▶ [Data to use]
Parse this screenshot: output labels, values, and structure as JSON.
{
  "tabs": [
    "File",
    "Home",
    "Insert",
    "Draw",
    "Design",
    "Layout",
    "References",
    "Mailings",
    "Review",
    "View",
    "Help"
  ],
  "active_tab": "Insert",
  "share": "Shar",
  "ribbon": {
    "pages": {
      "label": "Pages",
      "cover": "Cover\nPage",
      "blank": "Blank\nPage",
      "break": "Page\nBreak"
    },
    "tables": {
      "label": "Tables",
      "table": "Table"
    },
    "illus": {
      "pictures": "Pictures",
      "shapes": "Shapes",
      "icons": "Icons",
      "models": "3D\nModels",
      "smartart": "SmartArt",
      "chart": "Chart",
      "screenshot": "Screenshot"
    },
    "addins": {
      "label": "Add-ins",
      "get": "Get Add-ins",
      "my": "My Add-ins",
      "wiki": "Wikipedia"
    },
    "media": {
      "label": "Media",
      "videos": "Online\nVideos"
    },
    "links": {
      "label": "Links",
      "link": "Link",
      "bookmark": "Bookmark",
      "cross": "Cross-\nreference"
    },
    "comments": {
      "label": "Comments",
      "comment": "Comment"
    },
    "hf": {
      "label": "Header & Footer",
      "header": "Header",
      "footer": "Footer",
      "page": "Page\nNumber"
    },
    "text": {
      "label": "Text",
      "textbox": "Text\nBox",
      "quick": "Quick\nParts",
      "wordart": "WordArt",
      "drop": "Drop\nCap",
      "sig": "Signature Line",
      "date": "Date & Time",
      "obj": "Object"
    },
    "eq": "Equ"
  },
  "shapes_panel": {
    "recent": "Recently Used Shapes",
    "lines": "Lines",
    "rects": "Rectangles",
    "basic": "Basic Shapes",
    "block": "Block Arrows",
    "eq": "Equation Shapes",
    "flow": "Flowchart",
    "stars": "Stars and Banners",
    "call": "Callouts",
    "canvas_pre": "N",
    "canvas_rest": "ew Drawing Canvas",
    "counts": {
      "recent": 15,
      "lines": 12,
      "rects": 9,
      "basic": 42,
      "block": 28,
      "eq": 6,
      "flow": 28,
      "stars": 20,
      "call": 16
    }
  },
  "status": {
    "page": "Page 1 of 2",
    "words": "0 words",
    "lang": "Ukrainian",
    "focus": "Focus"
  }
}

▶ [Goal] State how many lines of the listing hold the string "nPage"; reply with the number and nothing else.

▶ [Problem solution] 2